### Dataset entries
::::::::::

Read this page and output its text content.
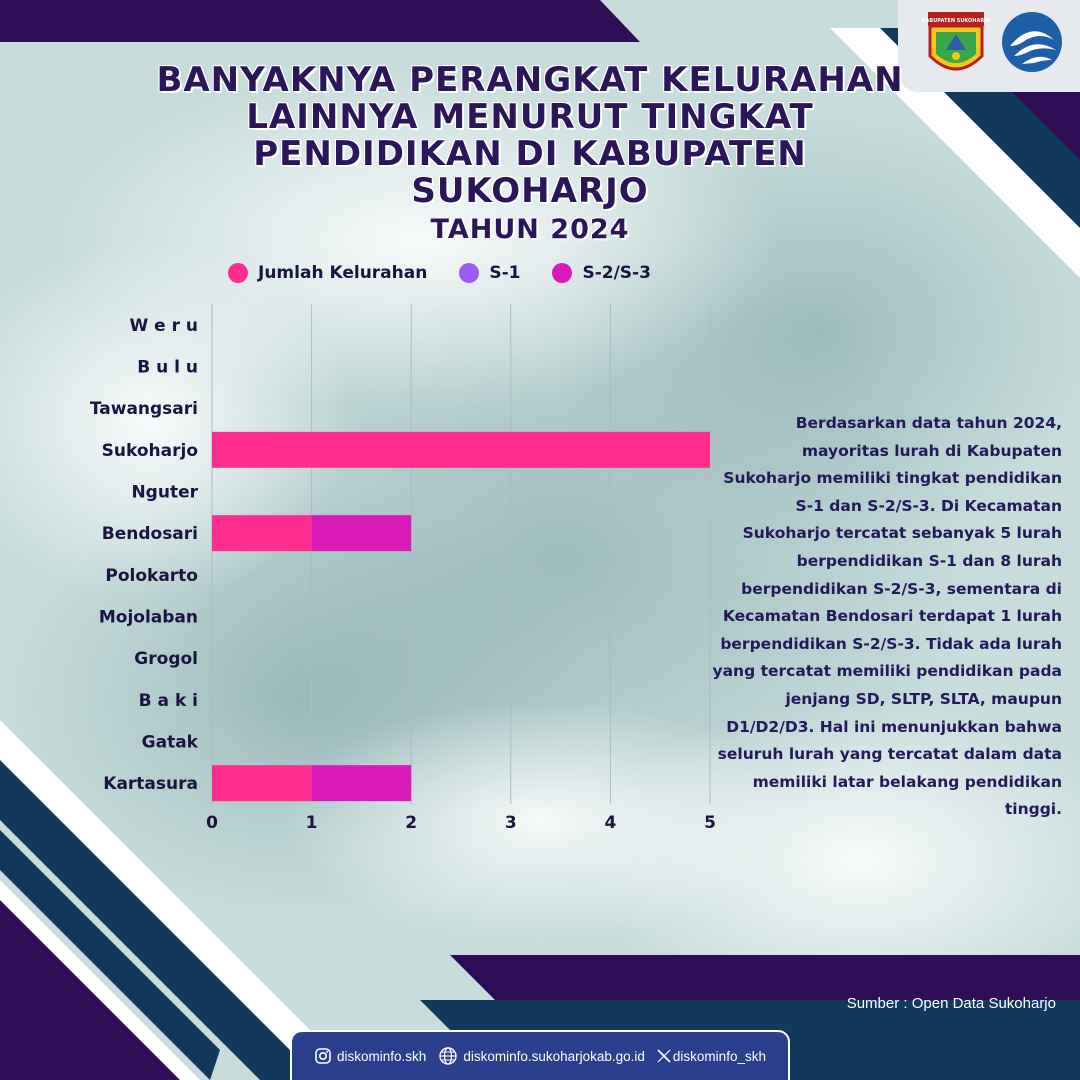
KABUPATEN SUKOHARJO
BANYAKNYA PERANGKAT KELURAHAN LAINNYA MENURUT TINGKAT PENDIDIKAN DI KABUPATEN SUKOHARJO
TAHUN 2024
Jumlah Kelurahan	S-1	S-2/S-3
W e r u
B u l u
Tawangsari
Sukoharjo
Nguter
Bendosari
Polokarto
Mojolaban
Grogol
B a k i
Gatak
Kartasura
0	1	2	3	4	5

Berdasarkan data tahun 2024, mayoritas lurah di Kabupaten Sukoharjo memiliki tingkat pendidikan S-1 dan S-2/S-3. Di Kecamatan Sukoharjo tercatat sebanyak 5 lurah berpendidikan S-1 dan 8 lurah berpendidikan S-2/S-3, sementara di Kecamatan Bendosari terdapat 1 lurah berpendidikan S-2/S-3. Tidak ada lurah yang tercatat memiliki pendidikan pada jenjang SD, SLTP, SLTA, maupun D1/D2/D3. Hal ini menunjukkan bahwa seluruh lurah yang tercatat dalam data memiliki latar belakang pendidikan tinggi.

Sumber : Open Data Sukoharjo

diskominfo.skh	diskominfo.sukoharjokab.go.id diskominfo_skh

::::::::::

### Short task
Tally the lines of the listing in which the word "Bendosari" occurs, and state the total alone.

### The response
2